• Goal of the exercise: Rewrite the lines starting at the one that contains "For every button, label, input, icon, or" and ending at the one that contains "intersection-c1-r13[interactable] [0, 229, 18, 247]" as a numbered list, leaving out any blank lines.

• Element and box listings:
○ ○ ○

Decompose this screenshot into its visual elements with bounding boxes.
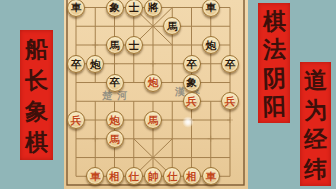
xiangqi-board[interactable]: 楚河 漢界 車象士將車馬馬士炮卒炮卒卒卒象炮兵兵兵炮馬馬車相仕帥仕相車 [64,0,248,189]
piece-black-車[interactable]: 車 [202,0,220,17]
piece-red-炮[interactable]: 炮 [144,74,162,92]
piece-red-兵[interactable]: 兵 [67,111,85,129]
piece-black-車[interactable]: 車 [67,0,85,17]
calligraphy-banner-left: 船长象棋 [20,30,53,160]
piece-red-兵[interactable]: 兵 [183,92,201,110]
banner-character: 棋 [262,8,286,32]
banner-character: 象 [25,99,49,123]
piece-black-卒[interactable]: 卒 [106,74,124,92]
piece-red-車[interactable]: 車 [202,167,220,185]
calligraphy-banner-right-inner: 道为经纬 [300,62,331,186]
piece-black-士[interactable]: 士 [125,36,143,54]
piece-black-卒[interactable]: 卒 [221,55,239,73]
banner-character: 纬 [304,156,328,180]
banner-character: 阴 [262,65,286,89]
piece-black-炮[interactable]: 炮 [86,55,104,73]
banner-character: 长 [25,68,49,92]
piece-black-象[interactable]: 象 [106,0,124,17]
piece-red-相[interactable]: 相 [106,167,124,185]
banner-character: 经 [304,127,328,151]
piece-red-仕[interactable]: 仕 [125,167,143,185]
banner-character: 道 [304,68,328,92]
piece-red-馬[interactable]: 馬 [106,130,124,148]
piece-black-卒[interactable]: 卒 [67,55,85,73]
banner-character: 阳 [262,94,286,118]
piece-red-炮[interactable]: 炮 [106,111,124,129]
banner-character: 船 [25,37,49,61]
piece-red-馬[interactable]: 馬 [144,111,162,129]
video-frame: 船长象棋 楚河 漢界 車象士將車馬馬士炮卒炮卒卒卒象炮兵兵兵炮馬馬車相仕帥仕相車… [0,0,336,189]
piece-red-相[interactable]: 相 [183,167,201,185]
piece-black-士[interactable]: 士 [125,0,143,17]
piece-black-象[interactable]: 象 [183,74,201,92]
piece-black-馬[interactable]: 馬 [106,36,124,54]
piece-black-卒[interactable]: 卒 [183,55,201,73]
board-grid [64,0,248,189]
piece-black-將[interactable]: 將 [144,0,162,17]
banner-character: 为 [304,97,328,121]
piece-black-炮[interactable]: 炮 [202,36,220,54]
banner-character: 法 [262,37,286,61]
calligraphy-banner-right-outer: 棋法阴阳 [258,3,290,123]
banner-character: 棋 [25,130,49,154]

○ ○ ○

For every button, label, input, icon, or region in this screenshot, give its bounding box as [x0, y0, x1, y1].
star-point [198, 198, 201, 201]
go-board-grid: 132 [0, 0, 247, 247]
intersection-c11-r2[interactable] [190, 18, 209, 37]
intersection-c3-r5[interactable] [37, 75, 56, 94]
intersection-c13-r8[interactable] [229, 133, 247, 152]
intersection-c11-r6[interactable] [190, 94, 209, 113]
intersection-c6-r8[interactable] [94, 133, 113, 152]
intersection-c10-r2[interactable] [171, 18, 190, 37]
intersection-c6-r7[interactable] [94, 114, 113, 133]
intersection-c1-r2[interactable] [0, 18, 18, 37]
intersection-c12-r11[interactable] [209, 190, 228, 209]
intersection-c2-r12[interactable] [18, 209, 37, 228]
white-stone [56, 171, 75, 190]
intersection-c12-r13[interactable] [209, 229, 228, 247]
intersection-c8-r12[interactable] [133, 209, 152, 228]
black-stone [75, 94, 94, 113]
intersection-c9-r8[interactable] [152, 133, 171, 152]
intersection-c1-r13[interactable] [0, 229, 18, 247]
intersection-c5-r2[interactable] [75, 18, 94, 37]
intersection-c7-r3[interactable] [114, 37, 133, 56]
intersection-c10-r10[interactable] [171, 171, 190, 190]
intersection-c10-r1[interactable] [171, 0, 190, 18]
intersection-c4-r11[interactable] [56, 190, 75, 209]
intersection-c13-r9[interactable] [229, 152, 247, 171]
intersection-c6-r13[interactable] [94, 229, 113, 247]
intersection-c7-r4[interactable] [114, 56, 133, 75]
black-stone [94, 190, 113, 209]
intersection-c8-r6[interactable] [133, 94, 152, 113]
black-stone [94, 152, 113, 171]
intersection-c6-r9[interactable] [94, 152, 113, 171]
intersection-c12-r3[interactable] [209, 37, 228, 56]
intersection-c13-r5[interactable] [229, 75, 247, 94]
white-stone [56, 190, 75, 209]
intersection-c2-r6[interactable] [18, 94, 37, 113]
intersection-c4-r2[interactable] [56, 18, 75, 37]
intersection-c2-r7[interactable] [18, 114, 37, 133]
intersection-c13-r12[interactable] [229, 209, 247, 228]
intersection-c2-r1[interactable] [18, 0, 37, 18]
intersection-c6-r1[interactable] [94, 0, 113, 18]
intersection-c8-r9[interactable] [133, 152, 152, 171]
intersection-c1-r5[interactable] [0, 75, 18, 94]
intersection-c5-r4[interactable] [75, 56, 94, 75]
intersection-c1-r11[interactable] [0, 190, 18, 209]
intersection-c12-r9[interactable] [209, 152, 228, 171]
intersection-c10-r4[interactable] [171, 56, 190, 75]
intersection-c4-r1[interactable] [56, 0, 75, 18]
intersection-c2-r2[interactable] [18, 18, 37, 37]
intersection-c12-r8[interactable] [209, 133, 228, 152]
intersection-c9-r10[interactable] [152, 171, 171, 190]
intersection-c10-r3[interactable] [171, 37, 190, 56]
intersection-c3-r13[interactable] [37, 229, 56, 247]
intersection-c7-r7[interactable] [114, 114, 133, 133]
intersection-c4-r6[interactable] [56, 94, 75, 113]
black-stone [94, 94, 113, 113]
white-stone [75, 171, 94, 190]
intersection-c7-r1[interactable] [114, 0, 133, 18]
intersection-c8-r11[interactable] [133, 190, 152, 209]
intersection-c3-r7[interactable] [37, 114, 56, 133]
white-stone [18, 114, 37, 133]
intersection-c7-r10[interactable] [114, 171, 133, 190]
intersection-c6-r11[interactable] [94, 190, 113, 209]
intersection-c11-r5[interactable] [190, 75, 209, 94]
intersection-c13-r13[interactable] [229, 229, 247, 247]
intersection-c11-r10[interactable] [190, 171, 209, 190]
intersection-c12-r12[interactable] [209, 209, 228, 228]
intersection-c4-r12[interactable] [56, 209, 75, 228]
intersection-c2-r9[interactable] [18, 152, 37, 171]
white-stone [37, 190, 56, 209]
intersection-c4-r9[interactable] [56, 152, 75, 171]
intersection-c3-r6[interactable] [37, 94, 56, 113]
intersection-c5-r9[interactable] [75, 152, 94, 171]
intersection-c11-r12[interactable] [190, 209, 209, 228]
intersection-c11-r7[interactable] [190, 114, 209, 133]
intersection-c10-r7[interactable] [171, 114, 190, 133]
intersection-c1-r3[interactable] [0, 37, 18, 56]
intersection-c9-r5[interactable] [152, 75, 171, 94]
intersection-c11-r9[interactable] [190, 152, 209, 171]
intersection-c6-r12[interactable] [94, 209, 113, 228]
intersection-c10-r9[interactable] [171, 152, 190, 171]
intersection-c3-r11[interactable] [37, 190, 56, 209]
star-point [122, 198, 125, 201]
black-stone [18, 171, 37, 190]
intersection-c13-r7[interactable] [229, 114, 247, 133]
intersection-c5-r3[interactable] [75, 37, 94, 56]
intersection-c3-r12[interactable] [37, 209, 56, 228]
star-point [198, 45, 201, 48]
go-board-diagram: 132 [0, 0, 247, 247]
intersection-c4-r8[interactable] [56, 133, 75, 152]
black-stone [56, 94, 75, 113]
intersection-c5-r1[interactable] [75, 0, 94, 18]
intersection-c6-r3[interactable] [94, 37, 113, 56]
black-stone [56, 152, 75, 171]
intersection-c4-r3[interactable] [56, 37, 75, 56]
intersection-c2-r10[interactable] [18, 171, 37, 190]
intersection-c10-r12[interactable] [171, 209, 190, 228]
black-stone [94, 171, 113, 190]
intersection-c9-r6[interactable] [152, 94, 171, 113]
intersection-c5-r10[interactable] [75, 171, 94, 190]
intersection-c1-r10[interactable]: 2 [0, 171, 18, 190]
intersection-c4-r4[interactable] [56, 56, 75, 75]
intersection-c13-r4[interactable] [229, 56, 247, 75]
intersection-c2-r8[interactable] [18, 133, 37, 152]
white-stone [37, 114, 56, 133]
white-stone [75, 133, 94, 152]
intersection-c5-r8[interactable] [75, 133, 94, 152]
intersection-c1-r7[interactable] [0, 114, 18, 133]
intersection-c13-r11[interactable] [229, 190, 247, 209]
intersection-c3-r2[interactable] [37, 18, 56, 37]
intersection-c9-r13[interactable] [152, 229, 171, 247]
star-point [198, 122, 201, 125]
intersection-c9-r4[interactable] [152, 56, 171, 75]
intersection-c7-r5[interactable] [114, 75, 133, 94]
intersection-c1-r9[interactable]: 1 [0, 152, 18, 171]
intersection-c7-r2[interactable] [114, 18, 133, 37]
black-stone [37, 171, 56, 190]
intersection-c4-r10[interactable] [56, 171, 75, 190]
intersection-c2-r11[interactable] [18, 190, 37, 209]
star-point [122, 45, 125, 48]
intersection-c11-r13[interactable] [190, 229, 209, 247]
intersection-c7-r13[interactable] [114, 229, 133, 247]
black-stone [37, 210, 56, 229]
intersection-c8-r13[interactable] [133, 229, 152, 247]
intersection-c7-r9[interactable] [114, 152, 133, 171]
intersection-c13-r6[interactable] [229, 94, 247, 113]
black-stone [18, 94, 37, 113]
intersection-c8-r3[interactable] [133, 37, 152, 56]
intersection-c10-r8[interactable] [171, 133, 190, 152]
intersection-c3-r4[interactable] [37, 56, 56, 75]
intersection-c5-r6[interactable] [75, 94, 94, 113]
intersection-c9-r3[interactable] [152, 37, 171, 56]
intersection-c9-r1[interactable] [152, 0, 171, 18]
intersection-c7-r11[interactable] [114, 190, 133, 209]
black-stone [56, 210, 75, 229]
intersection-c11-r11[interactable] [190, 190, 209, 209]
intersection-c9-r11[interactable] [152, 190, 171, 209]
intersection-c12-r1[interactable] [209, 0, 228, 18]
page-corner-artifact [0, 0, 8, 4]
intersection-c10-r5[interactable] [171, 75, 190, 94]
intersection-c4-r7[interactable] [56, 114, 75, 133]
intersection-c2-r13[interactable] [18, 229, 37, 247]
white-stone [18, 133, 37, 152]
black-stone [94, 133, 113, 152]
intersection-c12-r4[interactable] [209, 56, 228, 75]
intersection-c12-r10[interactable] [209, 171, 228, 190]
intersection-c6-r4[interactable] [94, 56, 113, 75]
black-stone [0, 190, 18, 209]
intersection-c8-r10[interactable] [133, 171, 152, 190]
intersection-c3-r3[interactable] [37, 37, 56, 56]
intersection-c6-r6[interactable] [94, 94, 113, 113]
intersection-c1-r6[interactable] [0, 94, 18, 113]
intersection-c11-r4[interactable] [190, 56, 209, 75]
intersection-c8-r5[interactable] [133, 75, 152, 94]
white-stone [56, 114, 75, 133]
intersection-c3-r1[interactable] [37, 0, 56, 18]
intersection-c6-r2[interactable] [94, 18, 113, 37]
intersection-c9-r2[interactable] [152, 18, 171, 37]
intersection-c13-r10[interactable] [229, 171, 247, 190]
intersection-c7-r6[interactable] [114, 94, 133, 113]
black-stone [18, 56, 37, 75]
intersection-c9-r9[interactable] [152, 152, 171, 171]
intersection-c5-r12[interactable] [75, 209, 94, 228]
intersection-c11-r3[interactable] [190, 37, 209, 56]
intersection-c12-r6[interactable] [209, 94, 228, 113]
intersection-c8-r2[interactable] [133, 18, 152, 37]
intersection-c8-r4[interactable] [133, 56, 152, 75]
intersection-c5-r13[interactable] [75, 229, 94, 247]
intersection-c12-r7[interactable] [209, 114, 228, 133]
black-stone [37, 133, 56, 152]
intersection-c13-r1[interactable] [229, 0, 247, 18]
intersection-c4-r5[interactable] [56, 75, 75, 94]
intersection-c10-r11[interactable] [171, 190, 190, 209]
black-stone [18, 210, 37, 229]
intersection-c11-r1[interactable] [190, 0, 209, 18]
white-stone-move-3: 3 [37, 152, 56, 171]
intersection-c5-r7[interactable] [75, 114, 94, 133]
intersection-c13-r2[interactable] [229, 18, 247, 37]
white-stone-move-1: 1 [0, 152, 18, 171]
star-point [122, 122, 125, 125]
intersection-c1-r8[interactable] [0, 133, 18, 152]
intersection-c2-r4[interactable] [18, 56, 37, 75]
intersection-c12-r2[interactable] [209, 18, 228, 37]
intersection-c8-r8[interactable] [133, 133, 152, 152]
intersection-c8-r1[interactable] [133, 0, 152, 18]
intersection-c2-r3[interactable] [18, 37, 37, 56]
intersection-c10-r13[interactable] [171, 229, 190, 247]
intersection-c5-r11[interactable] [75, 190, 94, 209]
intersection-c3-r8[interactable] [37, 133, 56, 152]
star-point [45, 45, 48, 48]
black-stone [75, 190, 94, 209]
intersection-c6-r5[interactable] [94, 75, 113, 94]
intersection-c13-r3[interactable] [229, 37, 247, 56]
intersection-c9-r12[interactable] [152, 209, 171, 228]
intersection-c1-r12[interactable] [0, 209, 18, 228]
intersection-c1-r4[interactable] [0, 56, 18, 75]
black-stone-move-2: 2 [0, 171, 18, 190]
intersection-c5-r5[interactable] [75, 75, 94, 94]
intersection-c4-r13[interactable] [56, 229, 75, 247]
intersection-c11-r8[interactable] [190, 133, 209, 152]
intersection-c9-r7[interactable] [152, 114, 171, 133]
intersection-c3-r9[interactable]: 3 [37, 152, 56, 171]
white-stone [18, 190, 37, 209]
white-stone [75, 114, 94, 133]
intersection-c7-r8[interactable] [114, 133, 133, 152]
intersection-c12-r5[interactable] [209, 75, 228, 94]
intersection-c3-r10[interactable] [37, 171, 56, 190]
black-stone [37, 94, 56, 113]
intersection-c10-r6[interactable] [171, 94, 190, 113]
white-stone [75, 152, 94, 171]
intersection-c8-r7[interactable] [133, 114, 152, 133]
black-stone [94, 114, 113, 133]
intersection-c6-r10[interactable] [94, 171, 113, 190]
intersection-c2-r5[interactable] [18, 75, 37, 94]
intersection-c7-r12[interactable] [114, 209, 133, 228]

○ ○ ○

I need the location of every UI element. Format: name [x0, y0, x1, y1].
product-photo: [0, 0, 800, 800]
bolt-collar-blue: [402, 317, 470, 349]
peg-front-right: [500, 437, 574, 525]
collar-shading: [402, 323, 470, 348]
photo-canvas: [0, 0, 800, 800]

○ ○ ○

• Output for this task:
1. For every button, label, input, icon, or region in this screenshot, give its bounding box as [x0, y0, x1, y1].
2. star-point [198, 198, 201, 201]
3. go-board-grid: 132 [0, 0, 247, 247]
4. intersection-c11-r2[interactable] [190, 18, 209, 37]
5. intersection-c3-r5[interactable] [37, 75, 56, 94]
6. intersection-c13-r8[interactable] [229, 133, 247, 152]
7. intersection-c11-r6[interactable] [190, 94, 209, 113]
8. intersection-c6-r8[interactable] [94, 133, 113, 152]
9. intersection-c10-r2[interactable] [171, 18, 190, 37]
10. intersection-c6-r7[interactable] [94, 114, 113, 133]
11. intersection-c1-r2[interactable] [0, 18, 18, 37]
12. intersection-c12-r11[interactable] [209, 190, 228, 209]
13. intersection-c2-r12[interactable] [18, 209, 37, 228]
14. white-stone [56, 171, 75, 190]
15. intersection-c12-r13[interactable] [209, 229, 228, 247]
16. intersection-c8-r12[interactable] [133, 209, 152, 228]
17. black-stone [75, 94, 94, 113]
18. intersection-c9-r8[interactable] [152, 133, 171, 152]
19. intersection-c1-r13[interactable] [0, 229, 18, 247]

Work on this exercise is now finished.